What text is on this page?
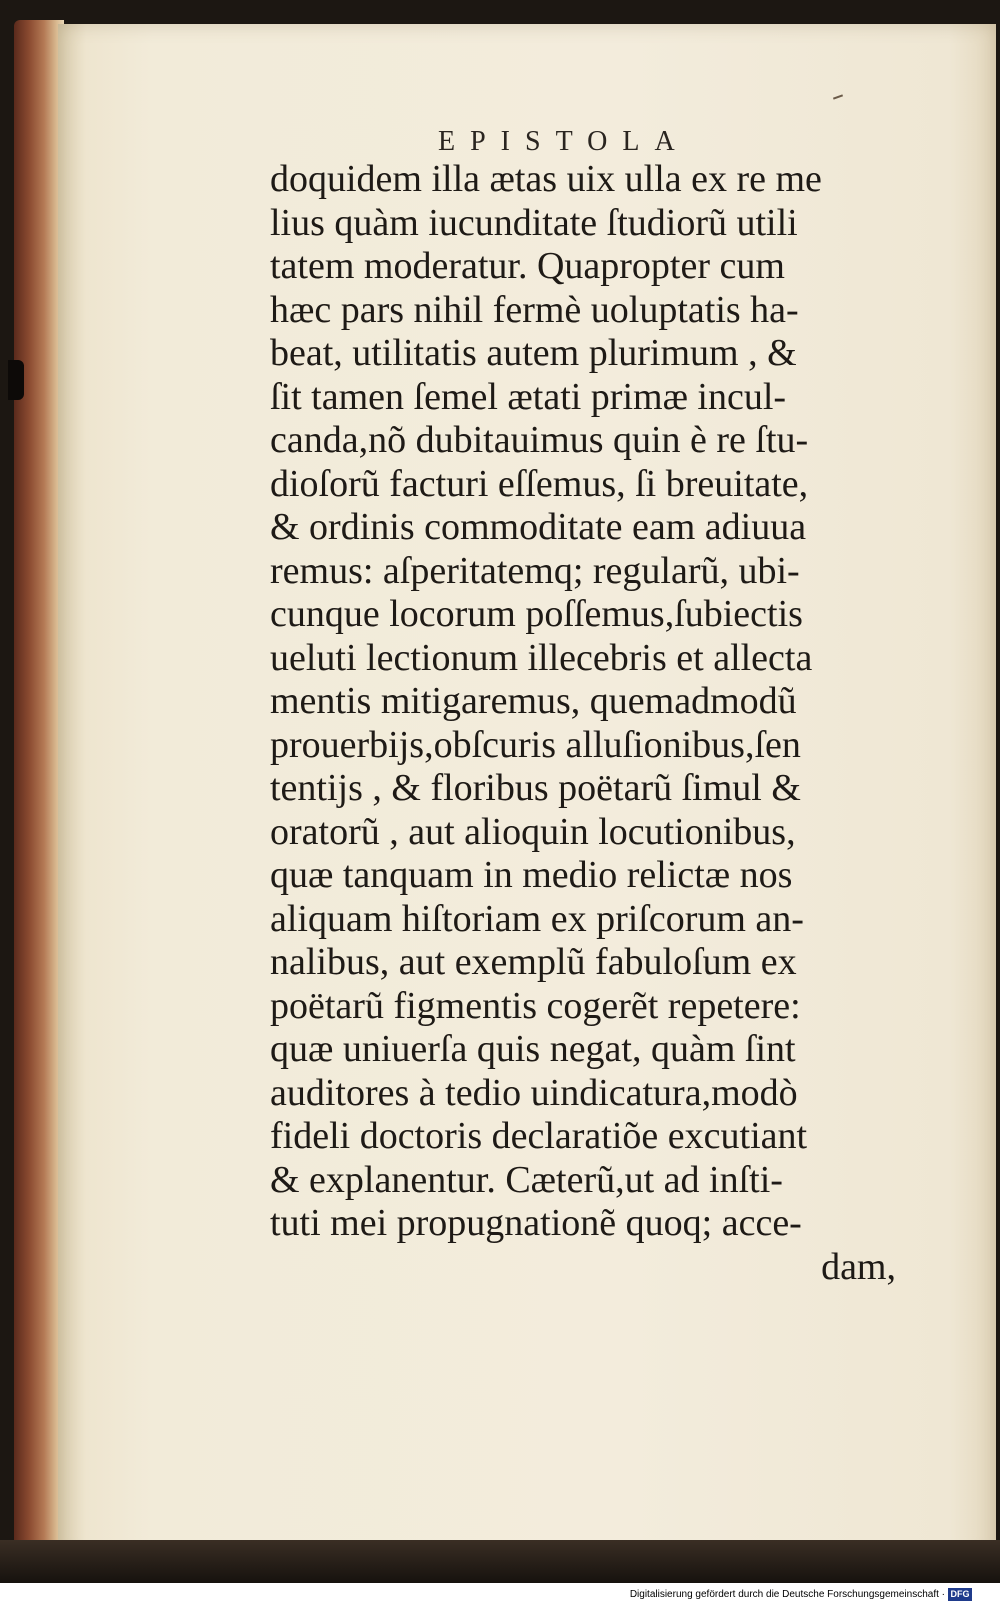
EPISTOLA
doquidem illa ætas uix ulla ex re me
lius quàm iucunditate ſtudiorũ utili
tatem moderatur. Quapropter cum
hæc pars nihil fermè uoluptatis ha-
beat, utilitatis autem plurimum , &
ſit tamen ſemel ætati primæ incul-
canda,nõ dubitauimus quin è re ſtu-
dioſorũ facturi eſſemus, ſi breuitate,
& ordinis commoditate eam adiuua
remus: aſperitatemq; regularũ, ubi-
cunque locorum poſſemus,ſubiectis
ueluti lectionum illecebris et allecta
mentis mitigaremus, quemadmodũ
prouerbijs,obſcuris alluſionibus,ſen
tentijs , & floribus poëtarũ ſimul &
oratorũ , aut alioquin locutionibus,
quæ tanquam in medio relictæ nos
aliquam hiſtoriam ex priſcorum an-
nalibus, aut exemplũ fabuloſum ex
poëtarũ figmentis cogerẽt repetere:
quæ uniuerſa quis negat, quàm ſint
auditores à tedio uindicatura,modò
fideli doctoris declaratiõe excutiant
& explanentur. Cæterũ,ut ad inſti-
tuti mei propugnationẽ quoq; acce-
dam,
Digitalisierung gefördert durch die Deutsche Forschungsgemeinschaft · DFG
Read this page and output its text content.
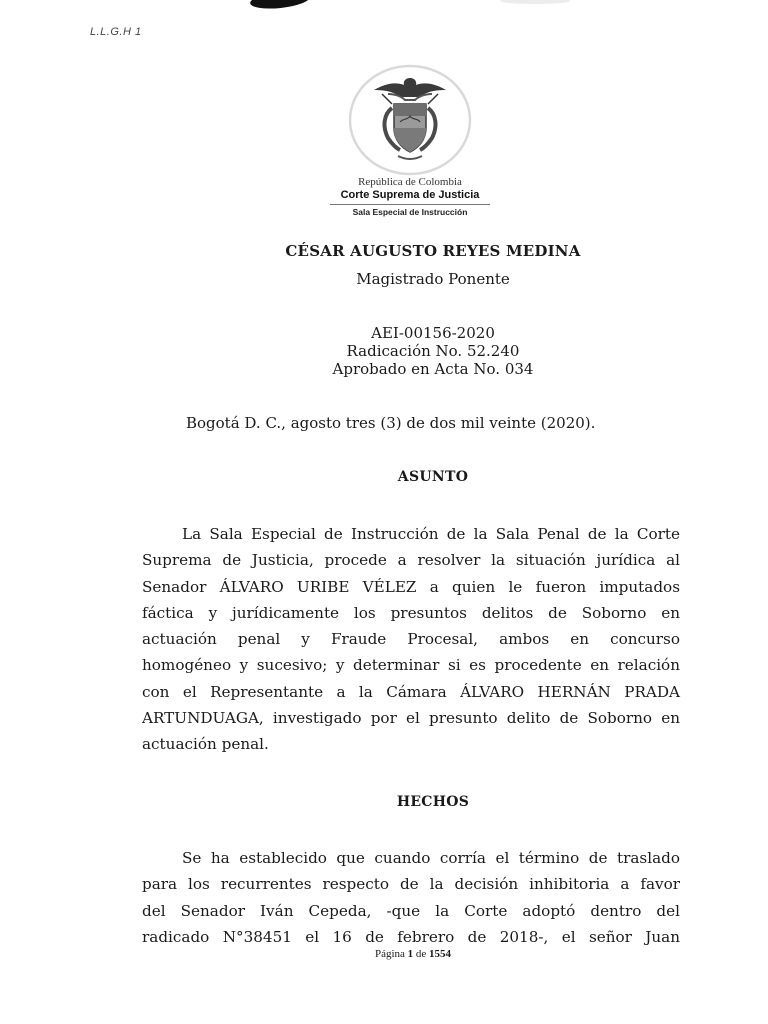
L.L.G.H 1
República de Colombia
Corte Suprema de Justicia
Sala Especial de Instrucción
CÉSAR AUGUSTO REYES MEDINA
Magistrado Ponente
AEI-00156-2020
Radicación No. 52.240
Aprobado en Acta No. 034
Bogotá D. C., agosto tres (3) de dos mil veinte (2020).
ASUNTO
La Sala Especial de Instrucción de la Sala Penal de la Corte
Suprema de Justicia, procede a resolver la situación jurídica al
Senador ÁLVARO URIBE VÉLEZ a quien le fueron imputados
fáctica y jurídicamente los presuntos delitos de Soborno en
actuación penal y Fraude Procesal, ambos en concurso
homogéneo y sucesivo; y determinar si es procedente en relación
con el Representante a la Cámara ÁLVARO HERNÁN PRADA
ARTUNDUAGA, investigado por el presunto delito de Soborno en
actuación penal.
HECHOS
Se ha establecido que cuando corría el término de traslado
para los recurrentes respecto de la decisión inhibitoria a favor
del Senador Iván Cepeda, -que la Corte adoptó dentro del
radicado N°38451 el 16 de febrero de 2018-, el señor Juan
Página 1 de 1554
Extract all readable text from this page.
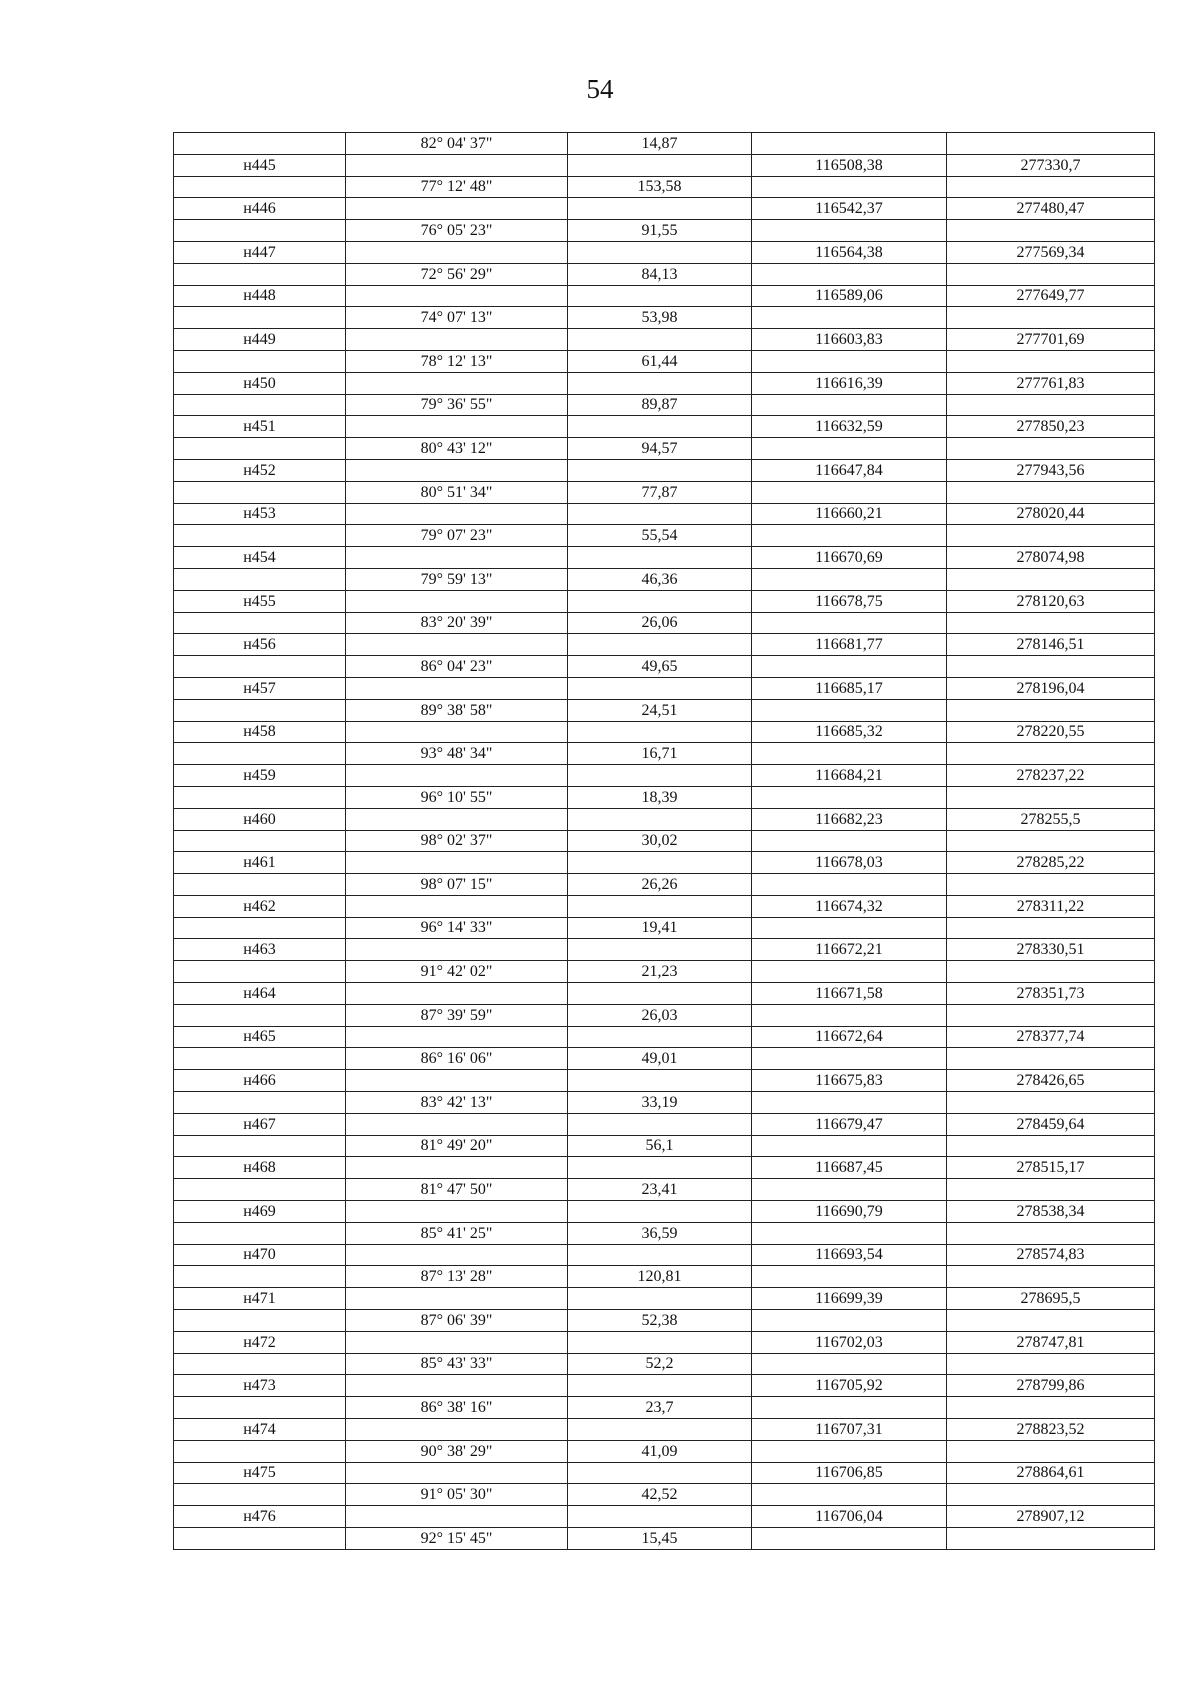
54
	82° 04' 37"	14,87		
н445			116508,38	277330,7
	77° 12' 48"	153,58		
н446			116542,37	277480,47
	76° 05' 23"	91,55		
н447			116564,38	277569,34
	72° 56' 29"	84,13		
н448			116589,06	277649,77
	74° 07' 13"	53,98		
н449			116603,83	277701,69
	78° 12' 13"	61,44		
н450			116616,39	277761,83
	79° 36' 55"	89,87		
н451			116632,59	277850,23
	80° 43' 12"	94,57		
н452			116647,84	277943,56
	80° 51' 34"	77,87		
н453			116660,21	278020,44
	79° 07' 23"	55,54		
н454			116670,69	278074,98
	79° 59' 13"	46,36		
н455			116678,75	278120,63
	83° 20' 39"	26,06		
н456			116681,77	278146,51
	86° 04' 23"	49,65		
н457			116685,17	278196,04
	89° 38' 58"	24,51		
н458			116685,32	278220,55
	93° 48' 34"	16,71		
н459			116684,21	278237,22
	96° 10' 55"	18,39		
н460			116682,23	278255,5
	98° 02' 37"	30,02		
н461			116678,03	278285,22
	98° 07' 15"	26,26		
н462			116674,32	278311,22
	96° 14' 33"	19,41		
н463			116672,21	278330,51
	91° 42' 02"	21,23		
н464			116671,58	278351,73
	87° 39' 59"	26,03		
н465			116672,64	278377,74
	86° 16' 06"	49,01		
н466			116675,83	278426,65
	83° 42' 13"	33,19		
н467			116679,47	278459,64
	81° 49' 20"	56,1		
н468			116687,45	278515,17
	81° 47' 50"	23,41		
н469			116690,79	278538,34
	85° 41' 25"	36,59		
н470			116693,54	278574,83
	87° 13' 28"	120,81		
н471			116699,39	278695,5
	87° 06' 39"	52,38		
н472			116702,03	278747,81
	85° 43' 33"	52,2		
н473			116705,92	278799,86
	86° 38' 16"	23,7		
н474			116707,31	278823,52
	90° 38' 29"	41,09		
н475			116706,85	278864,61
	91° 05' 30"	42,52		
н476			116706,04	278907,12
	92° 15' 45"	15,45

• _Task details_
Word for word, quote the lines above. Omit the pictures.

• _Right answer_
What text is on this page?
EPISTOLA
doquidem illa ætas uix ulla ex re me
lius quàm iucunditate ſtudiorũ utili
tatem moderatur. Quapropter cum
hæc pars nihil fermè uoluptatis ha-
beat, utilitatis autem plurimum , &
ſit tamen ſemel ætati primæ incul-
canda,nõ dubitauimus quin è re ſtu-
dioſorũ facturi eſſemus, ſi breuitate,
& ordinis commoditate eam adiuua
remus: aſperitatemq; regularũ, ubi-
cunque locorum poſſemus,ſubiectis
ueluti lectionum illecebris et allecta
mentis mitigaremus, quemadmodũ
prouerbijs,obſcuris alluſionibus,ſen
tentijs , & floribus poëtarũ ſimul &
oratorũ , aut alioquin locutionibus,
quæ tanquam in medio relictæ nos
aliquam hiſtoriam ex priſcorum an-
nalibus, aut exemplũ fabuloſum ex
poëtarũ figmentis cogerẽt repetere:
quæ uniuerſa quis negat, quàm ſint
auditores à tedio uindicatura,modò
fideli doctoris declaratiõe excutiant
& explanentur. Cæterũ,ut ad inſti-
tuti mei propugnationẽ quoq; acce-
dam,
Digitalisierung gefördert durch die Deutsche Forschungsgemeinschaft · DFG
Read this page and output its text content.
L.L.G.H 1
República de Colombia
Corte Suprema de Justicia
Sala Especial de Instrucción
CÉSAR AUGUSTO REYES MEDINA
Magistrado Ponente
AEI-00156-2020
Radicación No. 52.240
Aprobado en Acta No. 034
Bogotá D. C., agosto tres (3) de dos mil veinte (2020).
ASUNTO
La Sala Especial de Instrucción de la Sala Penal de la Corte
Suprema de Justicia, procede a resolver la situación jurídica al
Senador ÁLVARO URIBE VÉLEZ a quien le fueron imputados
fáctica y jurídicamente los presuntos delitos de Soborno en
actuación penal y Fraude Procesal, ambos en concurso
homogéneo y sucesivo; y determinar si es procedente en relación
con el Representante a la Cámara ÁLVARO HERNÁN PRADA
ARTUNDUAGA, investigado por el presunto delito de Soborno en
actuación penal.
HECHOS
Se ha establecido que cuando corría el término de traslado
para los recurrentes respecto de la decisión inhibitoria a favor
del Senador Iván Cepeda, -que la Corte adoptó dentro del
radicado N°38451 el 16 de febrero de 2018-, el señor Juan
Página 1 de 1554
Extract all readable text from this page.
54
	82° 04' 37"	14,87		
н445			116508,38	277330,7
	77° 12' 48"	153,58		
н446			116542,37	277480,47
	76° 05' 23"	91,55		
н447			116564,38	277569,34
	72° 56' 29"	84,13		
н448			116589,06	277649,77
	74° 07' 13"	53,98		
н449			116603,83	277701,69
	78° 12' 13"	61,44		
н450			116616,39	277761,83
	79° 36' 55"	89,87		
н451			116632,59	277850,23
	80° 43' 12"	94,57		
н452			116647,84	277943,56
	80° 51' 34"	77,87		
н453			116660,21	278020,44
	79° 07' 23"	55,54		
н454			116670,69	278074,98
	79° 59' 13"	46,36		
н455			116678,75	278120,63
	83° 20' 39"	26,06		
н456			116681,77	278146,51
	86° 04' 23"	49,65		
н457			116685,17	278196,04
	89° 38' 58"	24,51		
н458			116685,32	278220,55
	93° 48' 34"	16,71		
н459			116684,21	278237,22
	96° 10' 55"	18,39		
н460			116682,23	278255,5
	98° 02' 37"	30,02		
н461			116678,03	278285,22
	98° 07' 15"	26,26		
н462			116674,32	278311,22
	96° 14' 33"	19,41		
н463			116672,21	278330,51
	91° 42' 02"	21,23		
н464			116671,58	278351,73
	87° 39' 59"	26,03		
н465			116672,64	278377,74
	86° 16' 06"	49,01		
н466			116675,83	278426,65
	83° 42' 13"	33,19		
н467			116679,47	278459,64
	81° 49' 20"	56,1		
н468			116687,45	278515,17
	81° 47' 50"	23,41		
н469			116690,79	278538,34
	85° 41' 25"	36,59		
н470			116693,54	278574,83
	87° 13' 28"	120,81		
н471			116699,39	278695,5
	87° 06' 39"	52,38		
н472			116702,03	278747,81
	85° 43' 33"	52,2		
н473			116705,92	278799,86
	86° 38' 16"	23,7		
н474			116707,31	278823,52
	90° 38' 29"	41,09		
н475			116706,85	278864,61
	91° 05' 30"	42,52		
н476			116706,04	278907,12
	92° 15' 45"	15,45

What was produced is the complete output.